* WORK REQUIRED
Find the word "Block" in the material below and gather every line that contains it.

[Begin SUPPLIED MATERIAL]

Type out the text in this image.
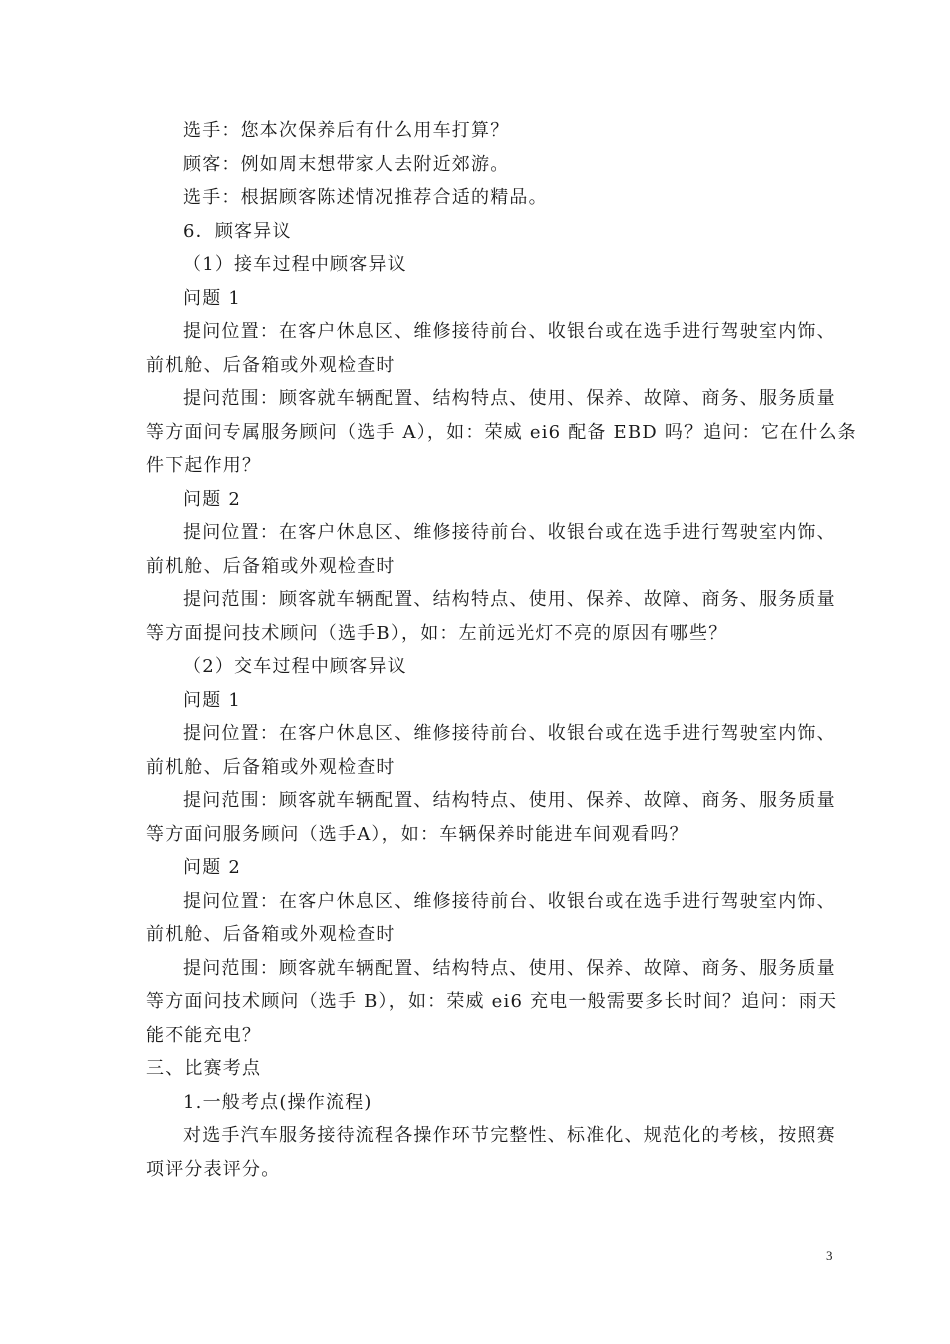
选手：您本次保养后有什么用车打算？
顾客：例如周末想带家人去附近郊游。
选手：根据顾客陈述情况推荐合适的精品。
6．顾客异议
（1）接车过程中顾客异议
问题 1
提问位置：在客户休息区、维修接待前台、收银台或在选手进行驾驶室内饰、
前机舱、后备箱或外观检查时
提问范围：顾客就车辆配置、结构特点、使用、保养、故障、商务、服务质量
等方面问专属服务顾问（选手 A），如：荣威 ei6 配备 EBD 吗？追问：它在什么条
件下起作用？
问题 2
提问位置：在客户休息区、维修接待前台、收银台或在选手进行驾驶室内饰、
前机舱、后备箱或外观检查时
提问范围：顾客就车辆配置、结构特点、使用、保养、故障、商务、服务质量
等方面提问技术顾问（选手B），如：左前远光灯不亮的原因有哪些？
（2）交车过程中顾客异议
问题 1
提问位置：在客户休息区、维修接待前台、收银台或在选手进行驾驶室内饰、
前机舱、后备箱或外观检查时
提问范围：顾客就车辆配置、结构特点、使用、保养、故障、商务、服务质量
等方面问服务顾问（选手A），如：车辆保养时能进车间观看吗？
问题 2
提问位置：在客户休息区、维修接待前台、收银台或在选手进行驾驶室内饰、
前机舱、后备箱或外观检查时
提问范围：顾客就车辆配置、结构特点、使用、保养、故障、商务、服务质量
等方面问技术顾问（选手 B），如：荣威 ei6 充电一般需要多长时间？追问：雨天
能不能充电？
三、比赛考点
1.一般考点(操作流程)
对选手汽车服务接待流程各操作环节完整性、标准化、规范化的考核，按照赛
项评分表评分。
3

[End SUPPLIED MATERIAL]
[Begin SUPPLIED MATERIAL]

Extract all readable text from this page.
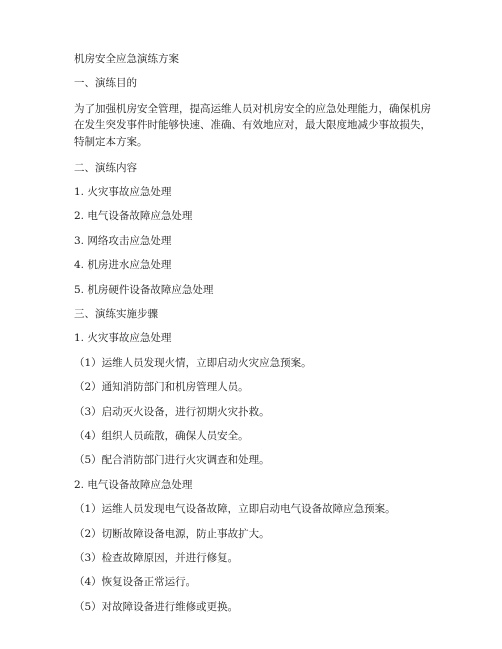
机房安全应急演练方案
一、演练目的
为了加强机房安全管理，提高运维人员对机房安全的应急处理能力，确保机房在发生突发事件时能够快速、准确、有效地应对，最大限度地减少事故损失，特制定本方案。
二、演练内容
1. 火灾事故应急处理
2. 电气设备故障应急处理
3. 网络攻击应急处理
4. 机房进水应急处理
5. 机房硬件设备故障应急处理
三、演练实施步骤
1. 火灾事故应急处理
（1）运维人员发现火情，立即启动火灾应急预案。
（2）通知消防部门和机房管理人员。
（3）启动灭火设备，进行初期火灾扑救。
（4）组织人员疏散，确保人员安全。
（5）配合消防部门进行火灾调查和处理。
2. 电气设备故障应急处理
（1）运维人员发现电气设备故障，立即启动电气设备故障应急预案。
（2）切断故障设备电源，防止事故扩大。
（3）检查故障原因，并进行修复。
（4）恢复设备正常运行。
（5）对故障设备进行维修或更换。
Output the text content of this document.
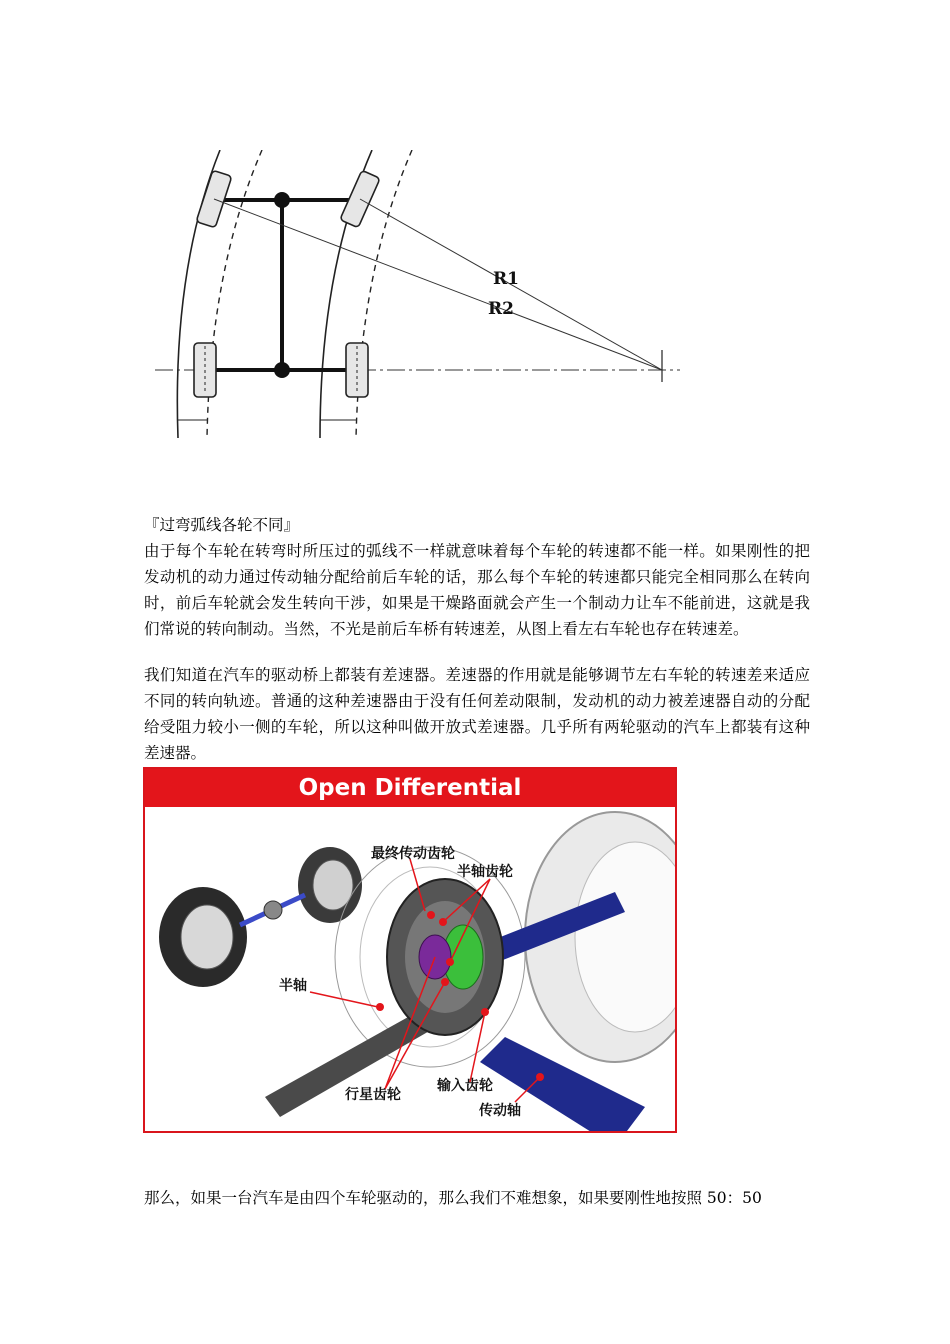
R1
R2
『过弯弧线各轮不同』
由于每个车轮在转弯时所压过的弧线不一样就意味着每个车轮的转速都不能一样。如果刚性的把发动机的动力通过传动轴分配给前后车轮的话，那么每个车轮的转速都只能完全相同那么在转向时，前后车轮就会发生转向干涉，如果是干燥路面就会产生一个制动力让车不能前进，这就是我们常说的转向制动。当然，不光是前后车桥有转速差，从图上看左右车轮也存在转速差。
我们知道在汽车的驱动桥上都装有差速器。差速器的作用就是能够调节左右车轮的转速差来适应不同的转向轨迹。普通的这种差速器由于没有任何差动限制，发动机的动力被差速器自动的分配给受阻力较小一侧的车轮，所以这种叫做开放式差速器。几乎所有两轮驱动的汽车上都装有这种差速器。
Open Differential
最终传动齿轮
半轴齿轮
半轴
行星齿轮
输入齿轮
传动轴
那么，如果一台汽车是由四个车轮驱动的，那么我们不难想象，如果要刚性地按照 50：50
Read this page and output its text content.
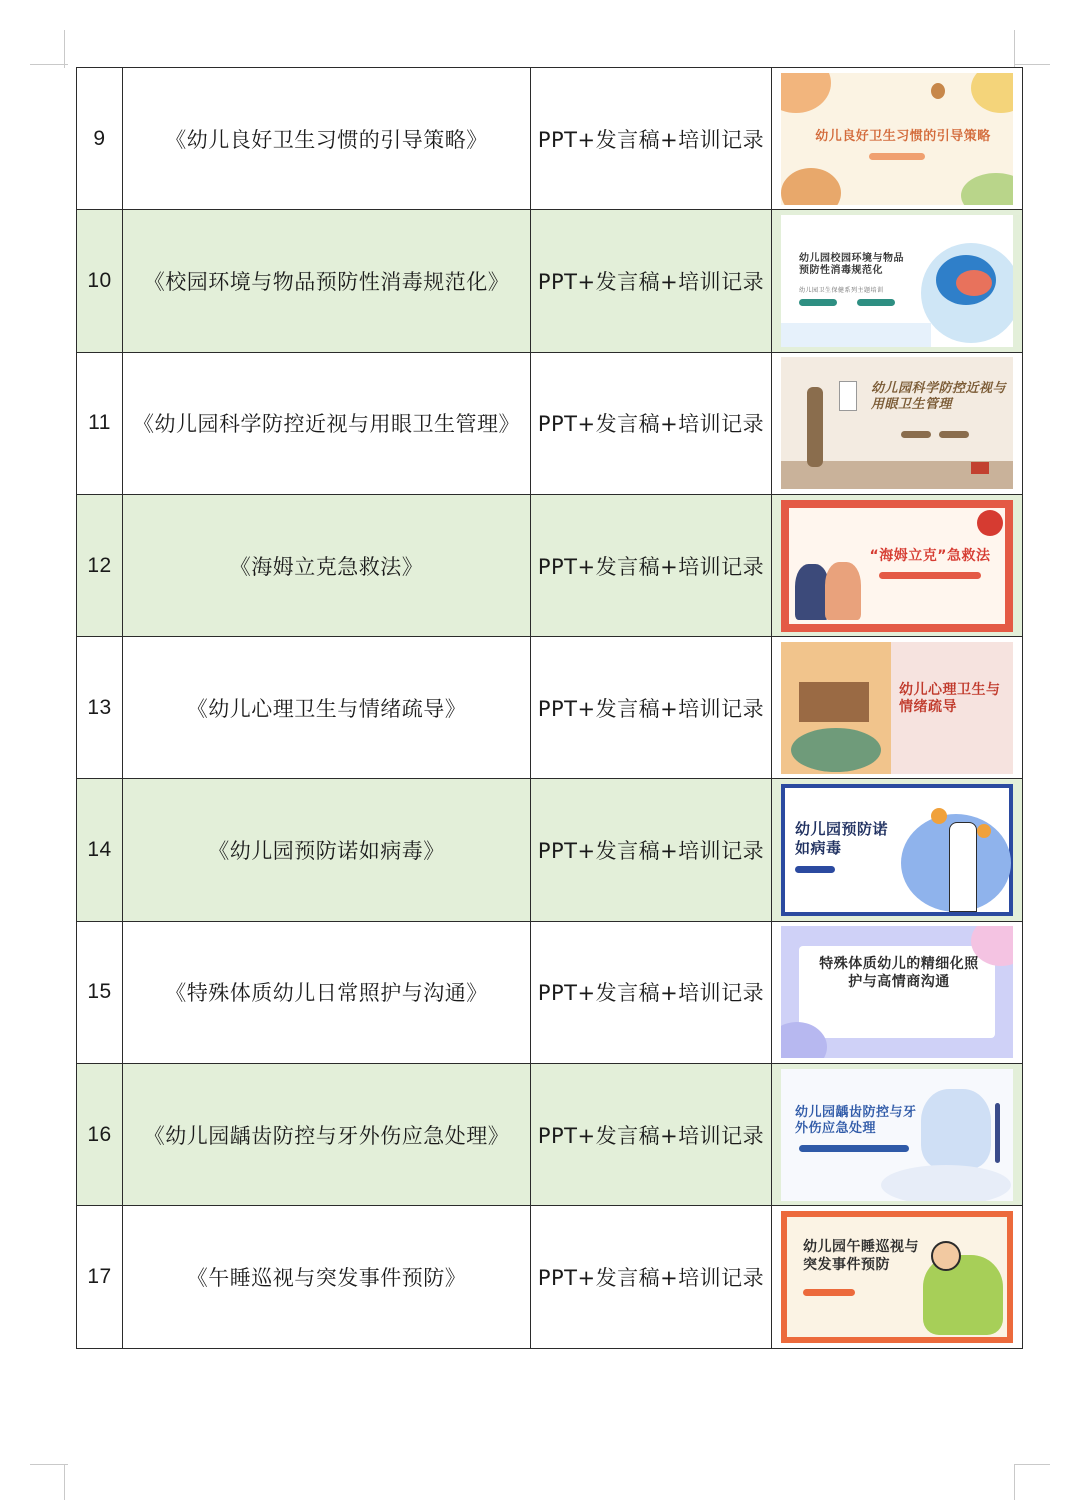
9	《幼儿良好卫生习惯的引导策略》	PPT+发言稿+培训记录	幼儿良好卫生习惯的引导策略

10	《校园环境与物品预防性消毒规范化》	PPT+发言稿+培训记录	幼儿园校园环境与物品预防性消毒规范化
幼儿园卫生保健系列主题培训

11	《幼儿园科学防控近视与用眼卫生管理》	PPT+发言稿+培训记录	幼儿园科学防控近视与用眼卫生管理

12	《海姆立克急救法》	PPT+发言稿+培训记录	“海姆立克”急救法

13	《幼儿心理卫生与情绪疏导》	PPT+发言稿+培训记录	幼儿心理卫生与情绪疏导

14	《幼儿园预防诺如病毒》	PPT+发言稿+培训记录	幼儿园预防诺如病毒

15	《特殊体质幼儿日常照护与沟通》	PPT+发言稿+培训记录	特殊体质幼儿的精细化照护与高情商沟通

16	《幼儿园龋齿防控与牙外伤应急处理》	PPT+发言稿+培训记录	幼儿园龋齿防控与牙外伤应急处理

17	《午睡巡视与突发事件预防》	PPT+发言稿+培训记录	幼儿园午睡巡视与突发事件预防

[End SUPPLIED MATERIAL]
[Begin SUPPLIED MATERIAL]

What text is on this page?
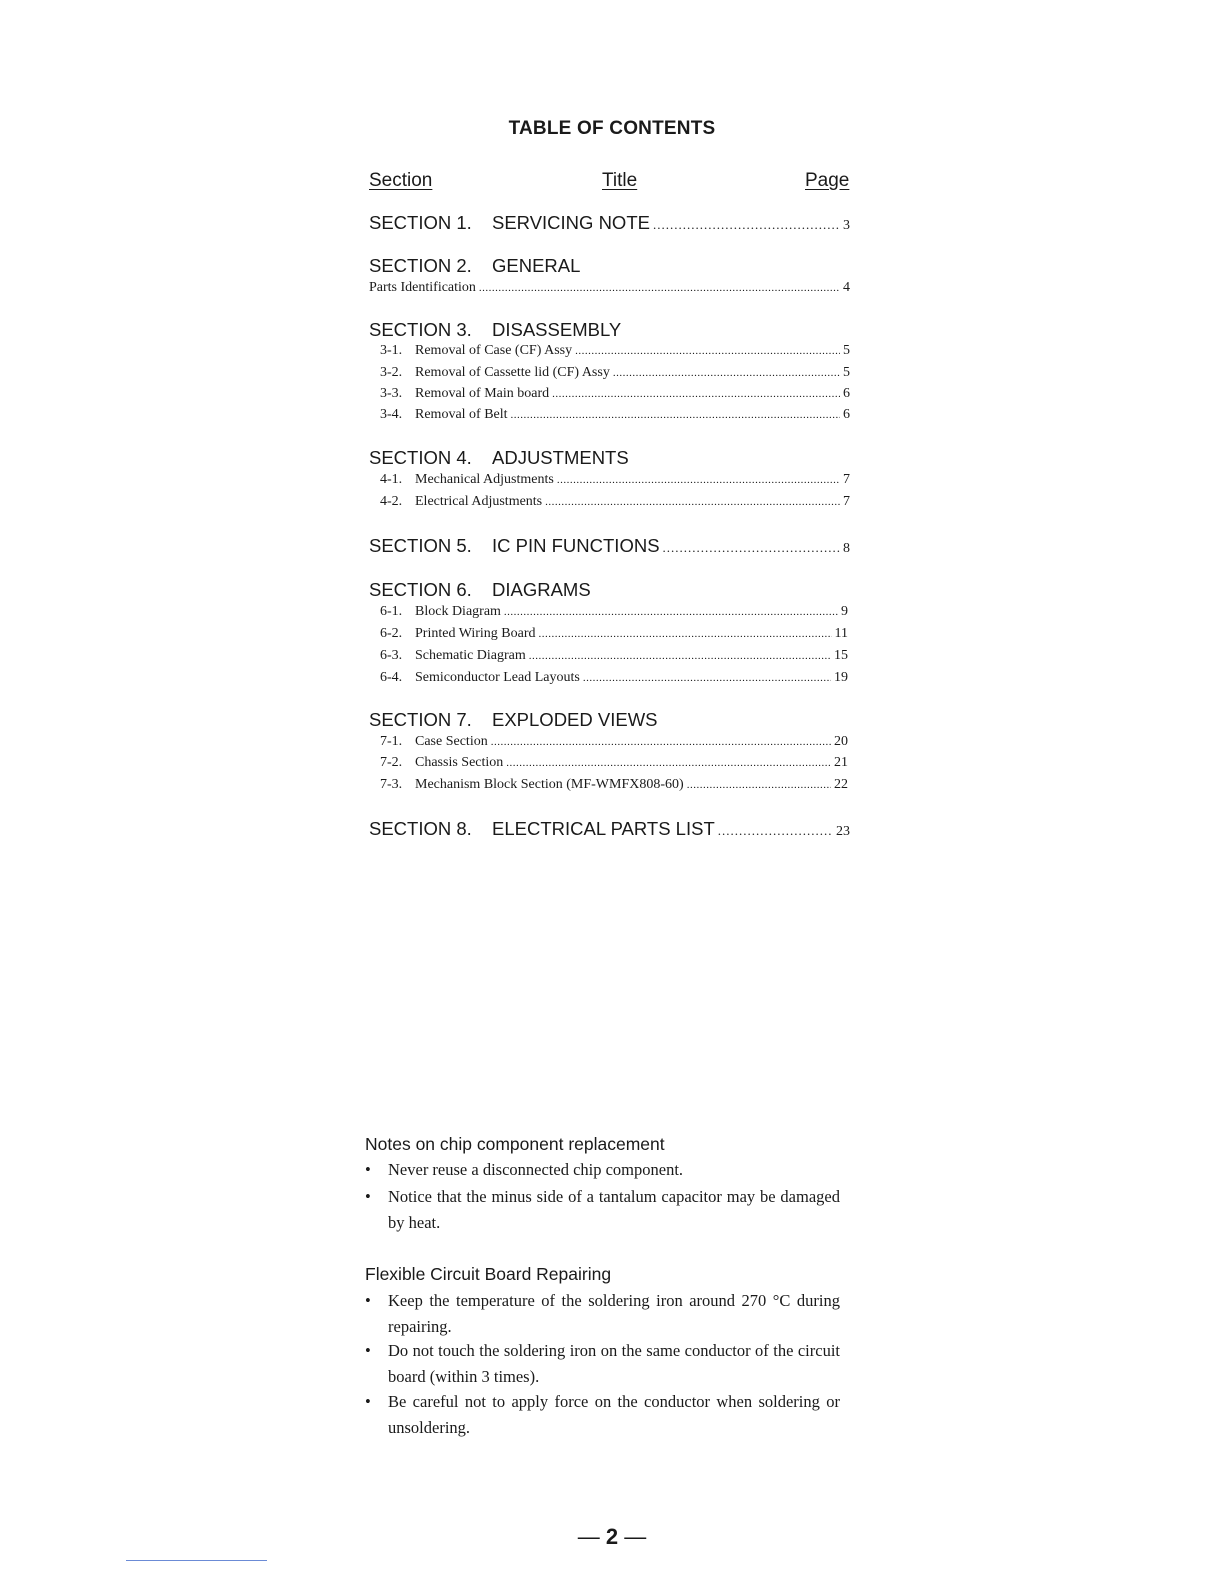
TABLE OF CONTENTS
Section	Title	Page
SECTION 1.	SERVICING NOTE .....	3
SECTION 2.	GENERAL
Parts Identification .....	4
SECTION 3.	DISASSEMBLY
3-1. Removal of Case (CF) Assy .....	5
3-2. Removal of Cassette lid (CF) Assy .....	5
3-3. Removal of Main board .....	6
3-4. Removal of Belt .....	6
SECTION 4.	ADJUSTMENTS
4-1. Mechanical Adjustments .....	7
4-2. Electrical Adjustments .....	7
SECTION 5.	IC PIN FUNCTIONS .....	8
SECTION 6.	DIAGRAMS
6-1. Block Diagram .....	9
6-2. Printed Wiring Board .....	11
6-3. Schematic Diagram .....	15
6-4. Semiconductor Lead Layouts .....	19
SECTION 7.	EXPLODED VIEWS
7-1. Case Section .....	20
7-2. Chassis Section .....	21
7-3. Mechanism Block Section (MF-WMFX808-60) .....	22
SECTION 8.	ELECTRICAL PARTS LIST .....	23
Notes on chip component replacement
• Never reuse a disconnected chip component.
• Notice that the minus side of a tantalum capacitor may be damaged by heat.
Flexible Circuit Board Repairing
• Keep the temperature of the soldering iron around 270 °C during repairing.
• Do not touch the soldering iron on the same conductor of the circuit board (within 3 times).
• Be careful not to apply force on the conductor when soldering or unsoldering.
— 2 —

[End SUPPLIED MATERIAL]

* THE REPLY
6-1. Block Diagram .....	9
7-3. Mechanism Block Section (MF-WMFX808-60) .....	22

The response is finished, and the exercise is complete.